Given passage:
>>>

# FCC Begins Work on Second Dish Issues



## Steve Mehs (Mar 21, 2002)

The Media Bureau at the Federal Communications Commission granted petitions filed by several broadcast station owners concerning EchoStar's use of a second dish to deliver a select set of local TV channels.

Earlier in the month, the bureau found that EchoStar's use of a second dish to deliver some local TV channels violated the law and FCC rules. As part of the bureau's order released Monday, EchoStar was given 30 days to submit a compliance report and plan with respect to each station affected by the FCC move.

The broadcast companies listed in the FCC order are Entravision Holdings, Costa de Oro Television, Brunson Communications, Channel Twenty Television Company, Maranatha Broadcasting Company, Adell Broadcasting, LeSEA Broadcasting, Carolina Christian Broadcasting, Christian Television Network, and Good Life Broadcasting.

Eleven stations were listed in the FCC order: WUNI, Worcester, Mass.; KJLA, Ventura, Calif.; WGTW, Burlington, N.J.; KTMW, Salt Lake City; WFMZ, Allentown, Pa.; WADL, Mt. Clemens, Mich.; WHMB, Indianapolis; KWHD, Castle Rock, Colo.; WGGS, Greenville, S.C.; WHTN, Murfreesboro, Tenn.; and WTGL, Orlando, Fla.

From SkyReport (Used with permission)


----------



## bryan27 (Apr 1, 2002)

What I find interesting in the FCC's decision earlier this month is that E* needed to come into compliance imediately then issue compliance reports at 30, 90, & 150 days. 

The stations on the side sats still aren't listed in the EPG (all channels listed on a navigational device). E* has updated their web site to include the other locals with the rest of the locals and mentions the free dish. However, they fail to mention that without the free dish you are paying for channels you don't receive (price descrimination). IMHO I think E* will eventually be slaped with a fine (rather than the little slap on the wrist it got a couple weeks ago) when it's 30 day report shows very little in the way of compliance.


----------



## TNGTony (Mar 23, 2002)

Well, within 30 days E*7 will be in place (we hope) and take care of most of the problem. That is if Dish does move over the channels to the spots or to the 110° location vacated by channels that went to the spots.

<<<

To do:
a – Reproduce the part of the second-dish thread from "The stations on" to "way of compliance." word for word.
b – Carry on the forum thread about the FCC and EchoStar's second dish from the point where it stops.
The entries are not needed for any of the work here.

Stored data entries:
>>>

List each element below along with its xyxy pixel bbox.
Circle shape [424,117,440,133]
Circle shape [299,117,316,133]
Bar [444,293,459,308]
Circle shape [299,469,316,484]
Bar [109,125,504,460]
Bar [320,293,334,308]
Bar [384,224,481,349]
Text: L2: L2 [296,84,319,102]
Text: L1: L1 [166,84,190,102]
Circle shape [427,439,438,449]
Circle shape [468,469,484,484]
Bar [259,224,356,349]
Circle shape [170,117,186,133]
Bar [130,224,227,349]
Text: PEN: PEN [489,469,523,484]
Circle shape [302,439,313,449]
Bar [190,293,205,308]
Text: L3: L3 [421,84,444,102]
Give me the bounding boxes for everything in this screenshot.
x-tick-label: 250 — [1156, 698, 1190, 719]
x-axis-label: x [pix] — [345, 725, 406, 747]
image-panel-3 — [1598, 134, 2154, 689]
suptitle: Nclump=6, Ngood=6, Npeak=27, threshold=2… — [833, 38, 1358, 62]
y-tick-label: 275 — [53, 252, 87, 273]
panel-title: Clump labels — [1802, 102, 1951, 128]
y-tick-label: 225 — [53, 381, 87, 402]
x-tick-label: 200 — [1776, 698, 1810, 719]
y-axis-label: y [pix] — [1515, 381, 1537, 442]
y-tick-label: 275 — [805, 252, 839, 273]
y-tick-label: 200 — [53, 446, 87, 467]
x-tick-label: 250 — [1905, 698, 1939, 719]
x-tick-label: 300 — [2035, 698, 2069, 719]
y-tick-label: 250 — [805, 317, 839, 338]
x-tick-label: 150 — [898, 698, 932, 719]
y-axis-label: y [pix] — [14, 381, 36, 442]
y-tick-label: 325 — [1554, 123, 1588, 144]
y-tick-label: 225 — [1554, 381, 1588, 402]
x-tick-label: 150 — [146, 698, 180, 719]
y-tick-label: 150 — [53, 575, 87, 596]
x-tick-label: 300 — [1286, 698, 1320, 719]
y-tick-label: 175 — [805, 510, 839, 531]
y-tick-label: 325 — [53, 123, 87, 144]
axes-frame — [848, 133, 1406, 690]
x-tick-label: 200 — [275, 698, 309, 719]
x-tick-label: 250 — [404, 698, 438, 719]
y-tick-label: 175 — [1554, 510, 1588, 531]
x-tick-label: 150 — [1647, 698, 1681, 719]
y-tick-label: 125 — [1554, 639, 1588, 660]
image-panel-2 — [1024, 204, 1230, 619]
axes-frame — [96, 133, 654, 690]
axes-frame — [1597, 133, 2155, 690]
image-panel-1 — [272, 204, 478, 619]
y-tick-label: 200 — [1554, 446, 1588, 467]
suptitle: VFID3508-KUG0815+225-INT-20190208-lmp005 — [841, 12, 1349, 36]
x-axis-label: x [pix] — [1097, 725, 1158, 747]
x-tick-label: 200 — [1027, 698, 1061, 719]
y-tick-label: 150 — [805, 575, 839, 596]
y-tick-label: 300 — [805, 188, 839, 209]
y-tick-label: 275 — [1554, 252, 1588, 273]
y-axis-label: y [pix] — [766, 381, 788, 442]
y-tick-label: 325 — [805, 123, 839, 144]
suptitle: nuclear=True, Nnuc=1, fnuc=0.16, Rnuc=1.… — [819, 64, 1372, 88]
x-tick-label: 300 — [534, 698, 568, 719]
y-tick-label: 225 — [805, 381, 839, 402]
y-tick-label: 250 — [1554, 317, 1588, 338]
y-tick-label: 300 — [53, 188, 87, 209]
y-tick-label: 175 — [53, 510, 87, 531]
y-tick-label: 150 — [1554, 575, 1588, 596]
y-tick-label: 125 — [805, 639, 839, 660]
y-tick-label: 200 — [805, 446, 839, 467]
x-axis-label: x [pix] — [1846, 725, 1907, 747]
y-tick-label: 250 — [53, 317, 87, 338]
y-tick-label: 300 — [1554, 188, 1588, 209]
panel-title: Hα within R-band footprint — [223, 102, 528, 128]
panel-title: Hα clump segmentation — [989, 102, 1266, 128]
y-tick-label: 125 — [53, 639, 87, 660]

<<<

Exercise responses:
a –
The stations on the side sats still aren't listed in the EPG (all channels listed on a navigational device). E* has updated their web site to include the other locals with the rest of the locals and mentions the free dish. However, they fail to mention that without the free dish you are paying for channels you don't receive (price descrimination). IMHO I think E* will eventually be slaped with a fine (rather than the little slap on the wrist it got a couple weeks ago) when it's 30 day report shows very little in the way of compliance.

b –
See ya
Tony


----------



## Mark Holtz (Mar 23, 2002)

In addition, according to channel 754, the free second dish install now expires on August 30th.


----------



## kyoo (Apr 4, 2002)

tell me more about this free second dish install? Am I missing out on something? I have the Dish 500 right now.. would love for Dish to come put another dish on my roof for free to connect to my SW64. I'm assuming to point to the 61.5 (or whatever) satellite?


----------



## Scott Greczkowski (Mar 21, 2002)

If you have local stations available to you and id your area is running some of the "lesser viewed" stations are on the side satellites give Dish a Call and they will install a 2nd dish and switch for FREE!


----------



## Chris Blount (Jun 22, 2001)

See this thread for more info:

http://www.dbstalk.com/showthread.php?s=&threadid=430&highlight=locals


----------



## Kevin (Mar 27, 2002)

When E* 7 goes up, we won't need the second dish anymore?


----------



## Steve Mehs (Mar 21, 2002)

correct, locals on 61.5, 148 and 129 will be move to the spot beam.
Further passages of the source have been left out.